__Task description__. Count every line in the entries that contains "bosatt". Report that count alone.

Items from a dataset
= = = =

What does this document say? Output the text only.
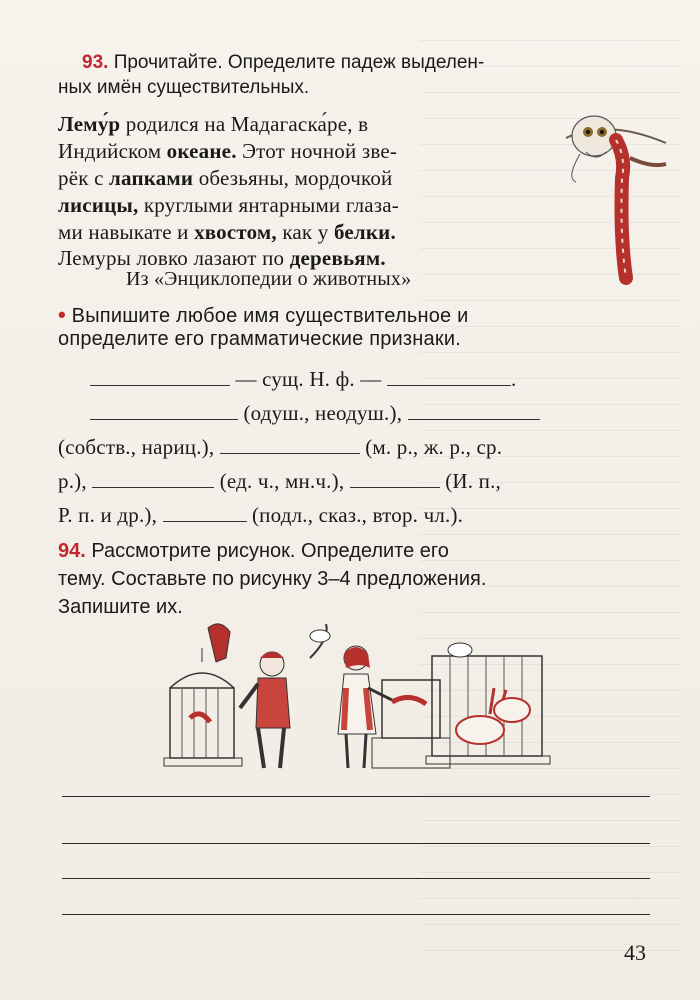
93. Прочитайте. Определите падеж выделен-
ных имён существительных.
Лему́р родился на Мадагаска́ре, в
Индийском океане. Этот ночной зве-
рёк с лапками обезьяны, мордочкой
лисицы, круглыми янтарными глаза-
ми навыкате и хвостом, как у белки.
Лемуры ловко лазают по деревьям.
Из «Энциклопедии о животных»
• Выпишите любое имя существительное и
определите его грамматические признаки.
— сущ. Н. ф. —	.
(одуш., неодуш.),
(собств., нариц.),	(м. р., ж. р., ср.
р.),	(ед. ч., мн.ч.),	(И. п.,
Р. п. и др.),	(подл., сказ., втор. чл.).
94. Рассмотрите рисунок. Определите его
тему. Составьте по рисунку 3–4 предложения.
Запишите их.
43
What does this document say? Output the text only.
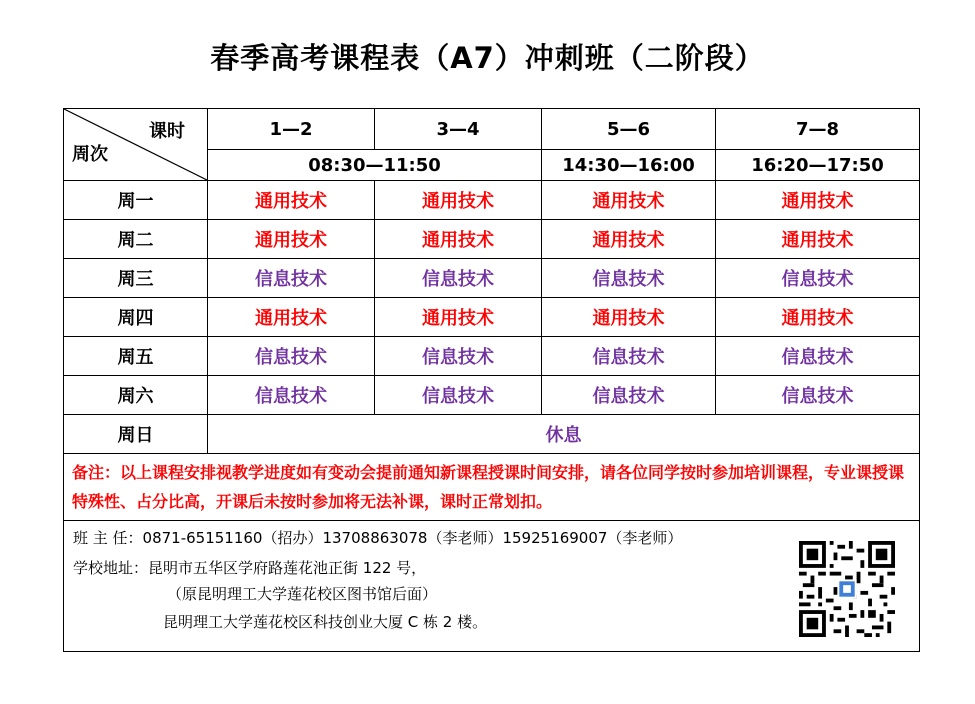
春季高考课程表（A7）冲刺班（二阶段）
课时
周次	1—2	3—4	5—6	7—8
	08:30—11:50		14:30—16:00	16:20—17:50
周一	通用技术	通用技术	通用技术	通用技术
周二	通用技术	通用技术	通用技术	通用技术
周三	信息技术	信息技术	信息技术	信息技术
周四	通用技术	通用技术	通用技术	通用技术
周五	信息技术	信息技术	信息技术	信息技术
周六	信息技术	信息技术	信息技术	信息技术
周日	休息			
备注：以上课程安排视教学进度如有变动会提前通知新课程授课时间安排，请各位同学按时参加培训课程，专业课授课特殊性、占分比高，开课后未按时参加将无法补课，课时正常划扣。				

班 主 任：0871-65151160（招办）13708863078（李老师）15925169007（李老师）
学校地址：昆明市五华区学府路莲花池正街 122 号，
（原昆明理工大学莲花校区图书馆后面）
昆明理工大学莲花校区科技创业大厦 C 栋 2 楼。				
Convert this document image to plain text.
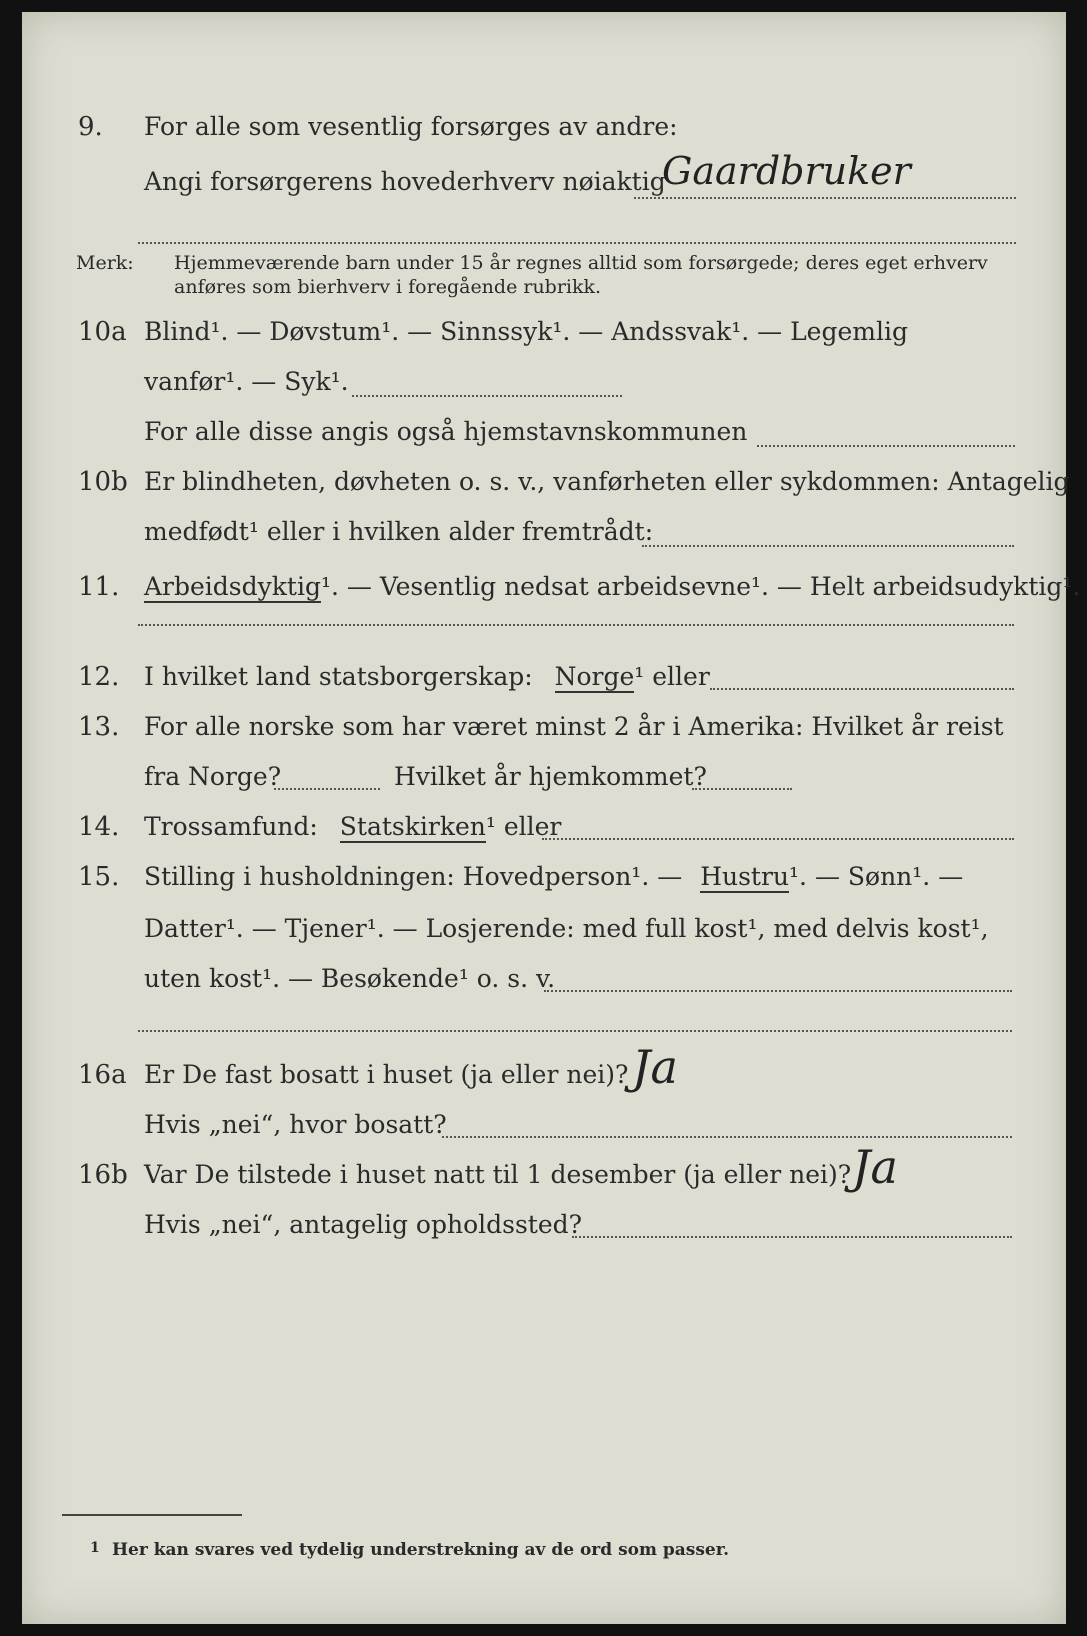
9. For alle som vesentlig forsørges av andre:
Angi forsørgerens hovederhverv nøiaktig
Gaardbruker
Merk: Hjemmeværende barn under 15 år regnes alltid som forsørgede; deres eget erhverv
anføres som bierhverv i foregående rubrikk.
10a Blind¹. — Døvstum¹. — Sinnssyk¹. — Andssvak¹. — Legemlig
vanfør¹. — Syk¹.
For alle disse angis også hjemstavnskommunen
10b Er blindheten, døvheten o. s. v., vanførheten eller sykdommen: Antagelig
medfødt¹ eller i hvilken alder fremtrådt:
11. Arbeidsdyktig¹. — Vesentlig nedsat arbeidsevne¹. — Helt arbeidsudyktig¹.
12. I hvilket land statsborgerskap: Norge¹ eller
13. For alle norske som har været minst 2 år i Amerika: Hvilket år reist
fra Norge?	Hvilket år hjemkommet?
14. Trossamfund: Statskirken¹ eller
15. Stilling i husholdningen: Hovedperson¹. — Hustru¹. — Sønn¹. —
Datter¹. — Tjener¹. — Losjerende: med full kost¹, med delvis kost¹,
uten kost¹. — Besøkende¹ o. s. v.
16a Er De fast bosatt i huset (ja eller nei)? Ja
Hvis „nei“, hvor bosatt?
16b Var De tilstede i huset natt til 1 desember (ja eller nei)? Ja
Hvis „nei“, antagelig opholdssted?
1 Her kan svares ved tydelig understrekning av de ord som passer.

= = = =

__Final answer__. 2